■ **TASK BRIEF**: Write out the whole listing, matching it exactly.

■ ■ ■ ■ ■ ■ ■

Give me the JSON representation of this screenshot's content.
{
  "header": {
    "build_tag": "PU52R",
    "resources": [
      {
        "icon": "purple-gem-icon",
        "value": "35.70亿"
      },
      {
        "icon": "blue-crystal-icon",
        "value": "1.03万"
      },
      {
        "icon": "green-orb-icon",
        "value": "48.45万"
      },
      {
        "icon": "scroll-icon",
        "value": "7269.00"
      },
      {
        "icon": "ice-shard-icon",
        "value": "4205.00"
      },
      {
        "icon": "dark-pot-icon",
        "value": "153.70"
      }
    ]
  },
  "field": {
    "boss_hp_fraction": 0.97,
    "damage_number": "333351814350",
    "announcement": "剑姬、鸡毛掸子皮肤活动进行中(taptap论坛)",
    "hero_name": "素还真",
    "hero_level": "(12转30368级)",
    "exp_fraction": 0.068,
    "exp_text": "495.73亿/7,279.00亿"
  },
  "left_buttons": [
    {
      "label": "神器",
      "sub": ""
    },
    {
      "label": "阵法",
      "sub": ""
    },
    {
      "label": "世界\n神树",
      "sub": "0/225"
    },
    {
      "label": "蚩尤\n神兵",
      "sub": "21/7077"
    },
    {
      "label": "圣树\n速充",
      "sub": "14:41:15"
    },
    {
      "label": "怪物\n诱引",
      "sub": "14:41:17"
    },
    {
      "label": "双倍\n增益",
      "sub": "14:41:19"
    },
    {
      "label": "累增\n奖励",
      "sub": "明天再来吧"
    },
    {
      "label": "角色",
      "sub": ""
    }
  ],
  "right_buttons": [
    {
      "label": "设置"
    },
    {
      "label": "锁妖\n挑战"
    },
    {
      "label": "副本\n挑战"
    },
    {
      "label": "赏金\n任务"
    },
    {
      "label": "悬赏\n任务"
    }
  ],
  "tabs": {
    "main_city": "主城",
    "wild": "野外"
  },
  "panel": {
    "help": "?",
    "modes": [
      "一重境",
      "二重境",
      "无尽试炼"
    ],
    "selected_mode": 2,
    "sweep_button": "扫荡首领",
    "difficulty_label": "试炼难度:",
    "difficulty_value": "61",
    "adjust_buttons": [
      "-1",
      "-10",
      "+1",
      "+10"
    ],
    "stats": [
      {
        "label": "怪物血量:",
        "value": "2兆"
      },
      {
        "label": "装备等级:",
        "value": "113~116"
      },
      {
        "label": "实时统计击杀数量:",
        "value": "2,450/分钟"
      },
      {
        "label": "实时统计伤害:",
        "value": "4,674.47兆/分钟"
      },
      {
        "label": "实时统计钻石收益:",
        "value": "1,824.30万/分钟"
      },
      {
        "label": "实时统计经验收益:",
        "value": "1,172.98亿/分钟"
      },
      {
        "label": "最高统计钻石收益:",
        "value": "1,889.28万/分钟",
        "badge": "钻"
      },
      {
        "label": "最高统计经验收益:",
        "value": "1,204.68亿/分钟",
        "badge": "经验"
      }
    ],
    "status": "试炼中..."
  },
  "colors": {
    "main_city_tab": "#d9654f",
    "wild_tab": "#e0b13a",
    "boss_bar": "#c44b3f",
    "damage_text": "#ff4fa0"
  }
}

■ ■ ■ ■ ■ ■ ■

■ **FINISHED ANSWER**:
Give me the JSON representation of this screenshot's content.
{
  "header": {
    "build_tag": "PU52R",
    "resources": [
      {
        "icon": "purple-gem-icon",
        "value": "35.70亿"
      },
      {
        "icon": "blue-crystal-icon",
        "value": "1.03万"
      },
      {
        "icon": "green-orb-icon",
        "value": "48.45万"
      },
      {
        "icon": "scroll-icon",
        "value": "7269.00"
      },
      {
        "icon": "ice-shard-icon",
        "value": "4205.00"
      },
      {
        "icon": "dark-pot-icon",
        "value": "153.70"
      }
    ]
  },
  "field": {
    "boss_hp_fraction": 0.97,
    "damage_number": "333351814350",
    "announcement": "剑姬、鸡毛掸子皮肤活动进行中(taptap论坛)",
    "hero_name": "素还真",
    "hero_level": "(12转30368级)",
    "exp_fraction": 0.068,
    "exp_text": "495.73亿/7,279.00亿"
  },
  "left_buttons": [
    {
      "label": "神器",
      "sub": ""
    },
    {
      "label": "阵法",
      "sub": ""
    },
    {
      "label": "世界\n神树",
      "sub": "0/225"
    },
    {
      "label": "蚩尤\n神兵",
      "sub": "21/7077"
    },
    {
      "label": "圣树\n速充",
      "sub": "14:41:15"
    },
    {
      "label": "怪物\n诱引",
      "sub": "14:41:17"
    },
    {
      "label": "双倍\n增益",
      "sub": "14:41:19"
    },
    {
      "label": "累增\n奖励",
      "sub": "明天再来吧"
    },
    {
      "label": "角色",
      "sub": ""
    }
  ],
  "right_buttons": [
    {
      "label": "设置"
    },
    {
      "label": "锁妖\n挑战"
    },
    {
      "label": "副本\n挑战"
    },
    {
      "label": "赏金\n任务"
    },
    {
      "label": "悬赏\n任务"
    }
  ],
  "tabs": {
    "main_city": "主城",
    "wild": "野外"
  },
  "panel": {
    "help": "?",
    "modes": [
      "一重境",
      "二重境",
      "无尽试炼"
    ],
    "selected_mode": 2,
    "sweep_button": "扫荡首领",
    "difficulty_label": "试炼难度:",
    "difficulty_value": "61",
    "adjust_buttons": [
      "-1",
      "-10",
      "+1",
      "+10"
    ],
    "stats": [
      {
        "label": "怪物血量:",
        "value": "2兆"
      },
      {
        "label": "装备等级:",
        "value": "113~116"
      },
      {
        "label": "实时统计击杀数量:",
        "value": "2,450/分钟"
      },
      {
        "label": "实时统计伤害:",
        "value": "4,674.47兆/分钟"
      },
      {
        "label": "实时统计钻石收益:",
        "value": "1,824.30万/分钟"
      },
      {
        "label": "实时统计经验收益:",
        "value": "1,172.98亿/分钟"
      },
      {
        "label": "最高统计钻石收益:",
        "value": "1,889.28万/分钟",
        "badge": "钻"
      },
      {
        "label": "最高统计经验收益:",
        "value": "1,204.68亿/分钟",
        "badge": "经验"
      }
    ],
    "status": "试炼中..."
  },
  "colors": {
    "main_city_tab": "#d9654f",
    "wild_tab": "#e0b13a",
    "boss_bar": "#c44b3f",
    "damage_text": "#ff4fa0"
  }
}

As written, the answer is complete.